* start *

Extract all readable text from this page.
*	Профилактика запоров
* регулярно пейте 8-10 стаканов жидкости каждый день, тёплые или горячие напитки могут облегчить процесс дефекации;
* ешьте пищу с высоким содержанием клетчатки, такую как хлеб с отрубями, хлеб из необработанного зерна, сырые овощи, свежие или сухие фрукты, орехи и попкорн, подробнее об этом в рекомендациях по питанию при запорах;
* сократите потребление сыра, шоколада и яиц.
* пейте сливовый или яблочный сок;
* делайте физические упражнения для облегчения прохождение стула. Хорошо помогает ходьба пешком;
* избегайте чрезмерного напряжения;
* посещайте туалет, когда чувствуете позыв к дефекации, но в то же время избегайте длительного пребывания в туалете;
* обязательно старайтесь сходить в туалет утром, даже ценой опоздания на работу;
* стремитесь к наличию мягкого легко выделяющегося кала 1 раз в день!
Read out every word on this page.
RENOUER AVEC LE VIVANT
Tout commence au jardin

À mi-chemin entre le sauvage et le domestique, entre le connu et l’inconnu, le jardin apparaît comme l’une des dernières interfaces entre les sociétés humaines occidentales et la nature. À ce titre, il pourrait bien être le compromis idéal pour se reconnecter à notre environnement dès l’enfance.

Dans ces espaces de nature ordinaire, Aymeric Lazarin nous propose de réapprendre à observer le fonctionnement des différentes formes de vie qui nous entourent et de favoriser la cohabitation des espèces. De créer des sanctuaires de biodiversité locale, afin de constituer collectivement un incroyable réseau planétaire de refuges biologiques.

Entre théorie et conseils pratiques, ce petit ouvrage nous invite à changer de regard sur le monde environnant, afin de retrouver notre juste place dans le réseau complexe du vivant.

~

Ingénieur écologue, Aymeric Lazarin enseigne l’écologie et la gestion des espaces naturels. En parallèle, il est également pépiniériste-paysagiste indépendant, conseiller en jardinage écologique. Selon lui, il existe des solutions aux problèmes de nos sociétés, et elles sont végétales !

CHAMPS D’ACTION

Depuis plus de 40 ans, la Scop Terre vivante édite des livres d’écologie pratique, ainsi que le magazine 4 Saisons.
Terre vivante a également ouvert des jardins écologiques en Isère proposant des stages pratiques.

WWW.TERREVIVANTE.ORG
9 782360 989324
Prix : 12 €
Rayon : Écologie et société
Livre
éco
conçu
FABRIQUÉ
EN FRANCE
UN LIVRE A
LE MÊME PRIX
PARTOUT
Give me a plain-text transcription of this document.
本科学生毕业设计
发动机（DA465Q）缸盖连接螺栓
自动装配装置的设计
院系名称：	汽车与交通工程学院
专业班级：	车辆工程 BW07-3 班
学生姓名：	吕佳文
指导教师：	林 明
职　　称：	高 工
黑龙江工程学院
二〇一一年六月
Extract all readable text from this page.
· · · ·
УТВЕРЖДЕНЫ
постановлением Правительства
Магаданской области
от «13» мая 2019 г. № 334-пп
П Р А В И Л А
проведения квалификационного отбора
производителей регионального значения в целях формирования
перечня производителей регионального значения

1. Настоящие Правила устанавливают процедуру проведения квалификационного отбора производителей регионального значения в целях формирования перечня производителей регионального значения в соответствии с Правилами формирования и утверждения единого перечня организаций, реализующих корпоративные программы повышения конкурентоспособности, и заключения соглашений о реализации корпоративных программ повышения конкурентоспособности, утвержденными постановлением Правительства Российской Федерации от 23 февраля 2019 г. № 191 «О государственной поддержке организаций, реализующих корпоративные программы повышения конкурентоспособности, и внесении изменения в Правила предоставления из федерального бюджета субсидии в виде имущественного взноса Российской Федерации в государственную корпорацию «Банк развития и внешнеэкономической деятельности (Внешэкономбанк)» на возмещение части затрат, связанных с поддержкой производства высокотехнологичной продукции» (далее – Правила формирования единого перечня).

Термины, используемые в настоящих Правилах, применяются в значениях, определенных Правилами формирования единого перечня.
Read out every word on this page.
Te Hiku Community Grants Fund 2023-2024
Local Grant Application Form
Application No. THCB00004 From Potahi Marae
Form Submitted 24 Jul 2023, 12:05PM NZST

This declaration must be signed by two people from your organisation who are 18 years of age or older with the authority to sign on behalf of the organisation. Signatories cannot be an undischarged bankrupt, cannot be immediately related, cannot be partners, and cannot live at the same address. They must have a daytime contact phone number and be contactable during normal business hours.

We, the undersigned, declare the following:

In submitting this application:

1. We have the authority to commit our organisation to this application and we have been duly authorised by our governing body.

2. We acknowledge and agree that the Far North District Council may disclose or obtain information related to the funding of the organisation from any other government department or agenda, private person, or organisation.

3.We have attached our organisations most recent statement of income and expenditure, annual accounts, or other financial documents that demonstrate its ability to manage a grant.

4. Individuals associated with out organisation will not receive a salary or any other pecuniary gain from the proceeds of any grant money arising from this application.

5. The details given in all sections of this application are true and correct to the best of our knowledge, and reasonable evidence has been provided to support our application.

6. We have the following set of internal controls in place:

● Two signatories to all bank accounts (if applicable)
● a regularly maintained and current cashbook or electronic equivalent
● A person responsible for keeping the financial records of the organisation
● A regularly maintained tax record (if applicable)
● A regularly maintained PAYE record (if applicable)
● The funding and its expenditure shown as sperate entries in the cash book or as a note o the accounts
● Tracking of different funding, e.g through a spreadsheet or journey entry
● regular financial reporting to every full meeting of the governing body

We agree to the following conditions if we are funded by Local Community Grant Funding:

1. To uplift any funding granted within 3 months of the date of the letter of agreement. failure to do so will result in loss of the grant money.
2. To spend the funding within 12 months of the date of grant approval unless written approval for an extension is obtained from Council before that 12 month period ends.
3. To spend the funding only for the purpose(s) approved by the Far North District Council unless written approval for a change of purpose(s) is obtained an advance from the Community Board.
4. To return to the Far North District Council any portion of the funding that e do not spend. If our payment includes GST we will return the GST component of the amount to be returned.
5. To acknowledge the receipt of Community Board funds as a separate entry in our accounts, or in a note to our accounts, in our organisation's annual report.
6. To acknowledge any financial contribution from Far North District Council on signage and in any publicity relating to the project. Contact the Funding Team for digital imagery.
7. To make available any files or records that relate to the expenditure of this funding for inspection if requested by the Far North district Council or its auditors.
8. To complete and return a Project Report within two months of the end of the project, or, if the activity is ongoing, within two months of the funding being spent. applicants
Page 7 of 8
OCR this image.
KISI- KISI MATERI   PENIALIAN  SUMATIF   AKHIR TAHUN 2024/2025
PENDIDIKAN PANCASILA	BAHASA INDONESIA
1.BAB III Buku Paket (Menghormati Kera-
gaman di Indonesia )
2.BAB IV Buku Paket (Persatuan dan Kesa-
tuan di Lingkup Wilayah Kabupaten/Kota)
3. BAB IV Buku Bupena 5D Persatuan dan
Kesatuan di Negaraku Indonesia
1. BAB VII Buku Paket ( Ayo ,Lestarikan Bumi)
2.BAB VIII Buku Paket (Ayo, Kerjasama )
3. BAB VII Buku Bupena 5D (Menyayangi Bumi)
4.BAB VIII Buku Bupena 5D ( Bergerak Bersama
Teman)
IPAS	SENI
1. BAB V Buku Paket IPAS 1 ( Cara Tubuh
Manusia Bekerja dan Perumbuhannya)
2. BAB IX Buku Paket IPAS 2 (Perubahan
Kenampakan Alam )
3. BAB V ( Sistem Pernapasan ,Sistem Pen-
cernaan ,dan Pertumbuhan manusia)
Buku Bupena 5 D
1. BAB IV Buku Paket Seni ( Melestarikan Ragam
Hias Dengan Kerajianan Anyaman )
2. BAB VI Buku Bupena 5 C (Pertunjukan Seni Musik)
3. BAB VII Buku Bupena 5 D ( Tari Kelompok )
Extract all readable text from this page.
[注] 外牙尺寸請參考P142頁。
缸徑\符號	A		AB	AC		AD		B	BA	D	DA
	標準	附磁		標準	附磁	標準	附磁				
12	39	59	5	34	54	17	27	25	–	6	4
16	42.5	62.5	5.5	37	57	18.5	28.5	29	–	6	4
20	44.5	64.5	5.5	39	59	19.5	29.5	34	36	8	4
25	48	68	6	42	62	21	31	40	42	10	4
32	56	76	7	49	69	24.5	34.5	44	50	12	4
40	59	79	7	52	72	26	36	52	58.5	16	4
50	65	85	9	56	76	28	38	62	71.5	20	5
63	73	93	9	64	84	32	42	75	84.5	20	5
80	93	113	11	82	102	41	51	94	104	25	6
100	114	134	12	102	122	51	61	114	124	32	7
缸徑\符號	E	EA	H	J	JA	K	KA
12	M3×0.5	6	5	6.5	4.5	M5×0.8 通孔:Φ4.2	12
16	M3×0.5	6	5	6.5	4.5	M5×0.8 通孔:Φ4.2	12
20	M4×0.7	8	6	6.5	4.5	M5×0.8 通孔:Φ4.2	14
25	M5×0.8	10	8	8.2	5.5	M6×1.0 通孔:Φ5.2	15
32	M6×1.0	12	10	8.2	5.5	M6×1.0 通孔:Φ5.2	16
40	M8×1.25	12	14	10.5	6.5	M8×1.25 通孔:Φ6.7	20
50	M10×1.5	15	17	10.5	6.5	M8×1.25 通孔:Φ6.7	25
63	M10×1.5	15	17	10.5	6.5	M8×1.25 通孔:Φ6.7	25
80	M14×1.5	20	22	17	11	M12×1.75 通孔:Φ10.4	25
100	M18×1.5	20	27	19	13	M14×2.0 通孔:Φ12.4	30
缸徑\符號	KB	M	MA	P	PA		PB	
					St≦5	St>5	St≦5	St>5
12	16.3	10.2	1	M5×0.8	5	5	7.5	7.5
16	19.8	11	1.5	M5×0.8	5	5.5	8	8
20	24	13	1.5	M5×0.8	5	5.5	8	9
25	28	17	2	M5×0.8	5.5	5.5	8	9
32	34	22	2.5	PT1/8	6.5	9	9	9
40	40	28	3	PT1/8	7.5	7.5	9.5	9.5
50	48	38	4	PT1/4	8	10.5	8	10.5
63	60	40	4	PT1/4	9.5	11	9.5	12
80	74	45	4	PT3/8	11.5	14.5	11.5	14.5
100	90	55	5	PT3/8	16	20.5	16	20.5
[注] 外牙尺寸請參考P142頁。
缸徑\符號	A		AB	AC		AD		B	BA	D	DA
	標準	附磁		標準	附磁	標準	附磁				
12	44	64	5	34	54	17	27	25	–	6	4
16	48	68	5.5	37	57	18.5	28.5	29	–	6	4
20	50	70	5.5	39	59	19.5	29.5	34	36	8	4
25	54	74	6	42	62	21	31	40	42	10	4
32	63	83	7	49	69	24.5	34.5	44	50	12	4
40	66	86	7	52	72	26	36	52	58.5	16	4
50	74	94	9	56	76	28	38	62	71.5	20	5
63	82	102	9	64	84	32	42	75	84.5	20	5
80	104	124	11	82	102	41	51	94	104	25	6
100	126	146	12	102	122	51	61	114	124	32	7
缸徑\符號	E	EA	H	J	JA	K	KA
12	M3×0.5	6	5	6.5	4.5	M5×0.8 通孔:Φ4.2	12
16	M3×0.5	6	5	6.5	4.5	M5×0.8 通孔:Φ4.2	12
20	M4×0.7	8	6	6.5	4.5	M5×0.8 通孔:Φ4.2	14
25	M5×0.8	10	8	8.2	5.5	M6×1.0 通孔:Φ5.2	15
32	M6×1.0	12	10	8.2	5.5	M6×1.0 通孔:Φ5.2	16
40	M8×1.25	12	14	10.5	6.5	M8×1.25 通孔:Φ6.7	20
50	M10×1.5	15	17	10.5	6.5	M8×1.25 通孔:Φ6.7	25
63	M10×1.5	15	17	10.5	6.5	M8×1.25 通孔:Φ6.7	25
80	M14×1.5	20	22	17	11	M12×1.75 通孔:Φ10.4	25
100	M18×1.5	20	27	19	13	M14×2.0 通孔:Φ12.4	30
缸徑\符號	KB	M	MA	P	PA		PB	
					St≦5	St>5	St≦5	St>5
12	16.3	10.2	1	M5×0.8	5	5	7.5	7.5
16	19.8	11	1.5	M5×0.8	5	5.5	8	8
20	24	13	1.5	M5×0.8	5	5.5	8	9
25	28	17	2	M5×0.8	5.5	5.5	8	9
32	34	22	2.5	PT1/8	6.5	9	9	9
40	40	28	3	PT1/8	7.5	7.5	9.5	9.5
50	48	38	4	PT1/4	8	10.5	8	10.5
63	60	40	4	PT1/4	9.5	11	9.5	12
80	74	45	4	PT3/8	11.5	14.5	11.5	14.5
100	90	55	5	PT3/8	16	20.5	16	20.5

* end *

=== WHAT YOU NEED TO DO ===
Copy every line above that holds the word "VIII".

=== FINAL RESULT ===
2.BAB VIII Buku Paket (Ayo, Kerjasama )
4.BAB VIII Buku Bupena 5D ( Bergerak Bersama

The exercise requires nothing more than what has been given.